Records from a collection of figures:
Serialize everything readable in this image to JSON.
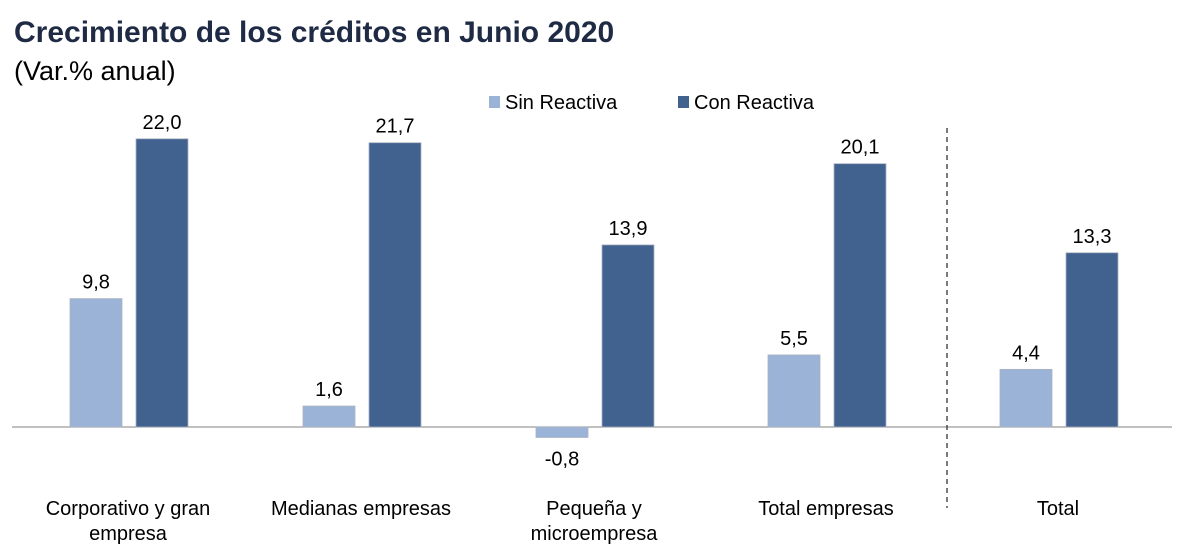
{
  "chart_data": {
    "type": "bar",
    "title": "Crecimiento de los créditos en Junio 2020",
    "subtitle": "(Var.% anual)",
    "categories": [
      [
        "Corporativo y gran",
        "empresa"
      ],
      [
        "Medianas empresas"
      ],
      [
        "Pequeña y",
        "microempresa"
      ],
      [
        "Total empresas"
      ],
      [
        "Total"
      ]
    ],
    "series": [
      {
        "name": "Sin Reactiva",
        "color": "#9bb3d6",
        "values": [
          9.8,
          1.6,
          -0.8,
          5.5,
          4.4
        ],
        "labels": [
          "9,8",
          "1,6",
          "-0,8",
          "5,5",
          "4,4"
        ]
      },
      {
        "name": "Con Reactiva",
        "color": "#41618f",
        "values": [
          22.0,
          21.7,
          13.9,
          20.1,
          13.3
        ],
        "labels": [
          "22,0",
          "21,7",
          "13,9",
          "20,1",
          "13,3"
        ]
      }
    ],
    "legend": "top",
    "separator_after_category": 3,
    "grid": false
  }
}
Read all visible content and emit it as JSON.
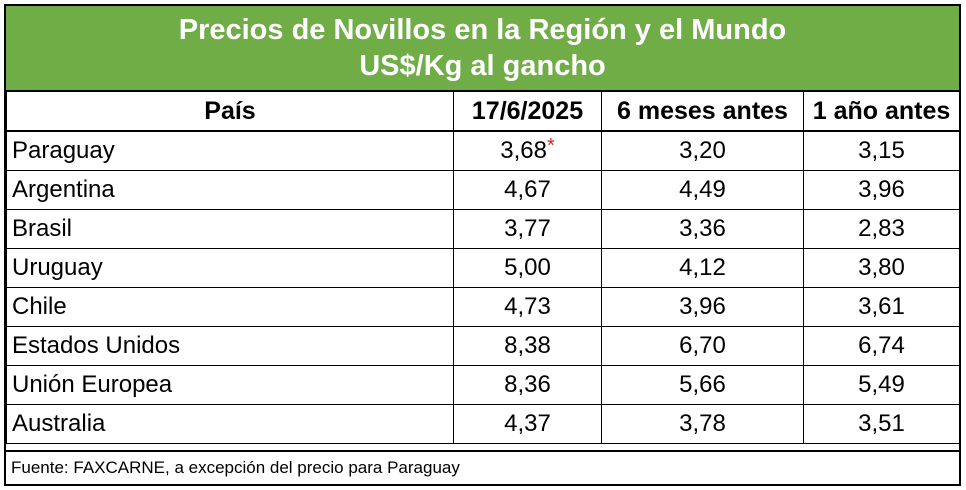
{
  "title": {
    "line1": "Precios de Novillos en la Región y el Mundo",
    "line2": "US$/Kg al gancho"
  },
  "colors": {
    "header_bg": "#70ad47",
    "header_text": "#ffffff",
    "asterisk": "#e02020"
  },
  "table": {
    "headers": [
      "País",
      "17/6/2025",
      "6 meses antes",
      "1 año antes"
    ],
    "rows": [
      {
        "country": "Paraguay",
        "current": "3,68",
        "note": "*",
        "six_months": "3,20",
        "one_year": "3,15"
      },
      {
        "country": "Argentina",
        "current": "4,67",
        "note": "",
        "six_months": "4,49",
        "one_year": "3,96"
      },
      {
        "country": "Brasil",
        "current": "3,77",
        "note": "",
        "six_months": "3,36",
        "one_year": "2,83"
      },
      {
        "country": "Uruguay",
        "current": "5,00",
        "note": "",
        "six_months": "4,12",
        "one_year": "3,80"
      },
      {
        "country": "Chile",
        "current": "4,73",
        "note": "",
        "six_months": "3,96",
        "one_year": "3,61"
      },
      {
        "country": "Estados Unidos",
        "current": "8,38",
        "note": "",
        "six_months": "6,70",
        "one_year": "6,74"
      },
      {
        "country": "Unión Europea",
        "current": "8,36",
        "note": "",
        "six_months": "5,66",
        "one_year": "5,49"
      },
      {
        "country": "Australia",
        "current": "4,37",
        "note": "",
        "six_months": "3,78",
        "one_year": "3,51"
      }
    ]
  },
  "footer": "Fuente: FAXCARNE, a excepción del precio para Paraguay"
}
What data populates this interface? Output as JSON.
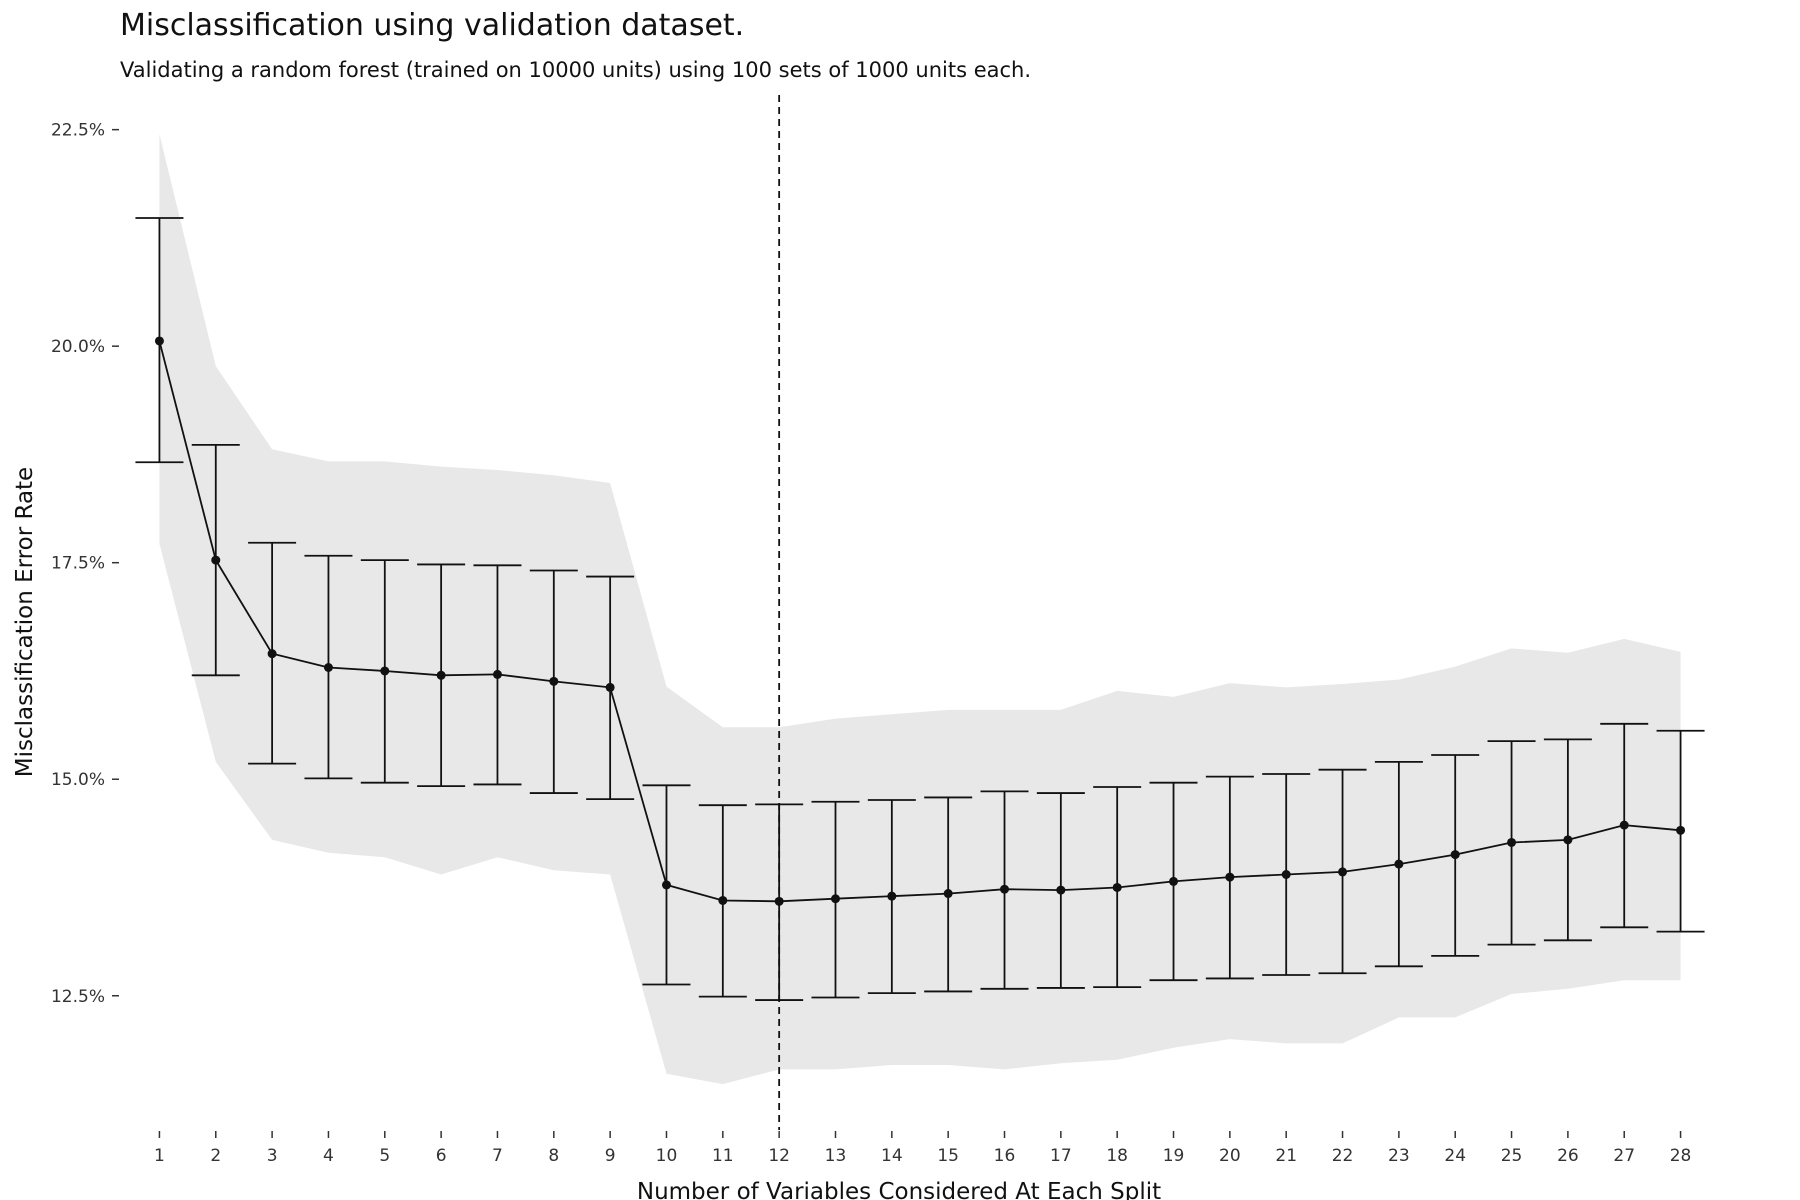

▸ EXERCISE AIM
Leave the pictures out and print the records above exactly as they stand.

▸ ANSWER
Serialize everything readable in this image to JSON.
{
  "chart_data": {
    "type": "bar",
    "title": "Crecimiento de los créditos en Junio 2020",
    "subtitle": "(Var.% anual)",
    "categories": [
      [
        "Corporativo y gran",
        "empresa"
      ],
      [
        "Medianas empresas"
      ],
      [
        "Pequeña y",
        "microempresa"
      ],
      [
        "Total empresas"
      ],
      [
        "Total"
      ]
    ],
    "series": [
      {
        "name": "Sin Reactiva",
        "color": "#9bb3d6",
        "values": [
          9.8,
          1.6,
          -0.8,
          5.5,
          4.4
        ],
        "labels": [
          "9,8",
          "1,6",
          "-0,8",
          "5,5",
          "4,4"
        ]
      },
      {
        "name": "Con Reactiva",
        "color": "#41618f",
        "values": [
          22.0,
          21.7,
          13.9,
          20.1,
          13.3
        ],
        "labels": [
          "22,0",
          "21,7",
          "13,9",
          "20,1",
          "13,3"
        ]
      }
    ],
    "legend": "top",
    "separator_after_category": 3,
    "grid": false
  }
}
Read all visible content and emit it as JSON.
{
  "title": {
    "line1": "Precios de Novillos en la Región y el Mundo",
    "line2": "US$/Kg al gancho"
  },
  "colors": {
    "header_bg": "#70ad47",
    "header_text": "#ffffff",
    "asterisk": "#e02020"
  },
  "table": {
    "headers": [
      "País",
      "17/6/2025",
      "6 meses antes",
      "1 año antes"
    ],
    "rows": [
      {
        "country": "Paraguay",
        "current": "3,68",
        "note": "*",
        "six_months": "3,20",
        "one_year": "3,15"
      },
      {
        "country": "Argentina",
        "current": "4,67",
        "note": "",
        "six_months": "4,49",
        "one_year": "3,96"
      },
      {
        "country": "Brasil",
        "current": "3,77",
        "note": "",
        "six_months": "3,36",
        "one_year": "2,83"
      },
      {
        "country": "Uruguay",
        "current": "5,00",
        "note": "",
        "six_months": "4,12",
        "one_year": "3,80"
      },
      {
        "country": "Chile",
        "current": "4,73",
        "note": "",
        "six_months": "3,96",
        "one_year": "3,61"
      },
      {
        "country": "Estados Unidos",
        "current": "8,38",
        "note": "",
        "six_months": "6,70",
        "one_year": "6,74"
      },
      {
        "country": "Unión Europea",
        "current": "8,36",
        "note": "",
        "six_months": "5,66",
        "one_year": "5,49"
      },
      {
        "country": "Australia",
        "current": "4,37",
        "note": "",
        "six_months": "3,78",
        "one_year": "3,51"
      }
    ]
  },
  "footer": "Fuente: FAXCARNE, a excepción del precio para Paraguay"
}
What data populates this interface? Output as JSON.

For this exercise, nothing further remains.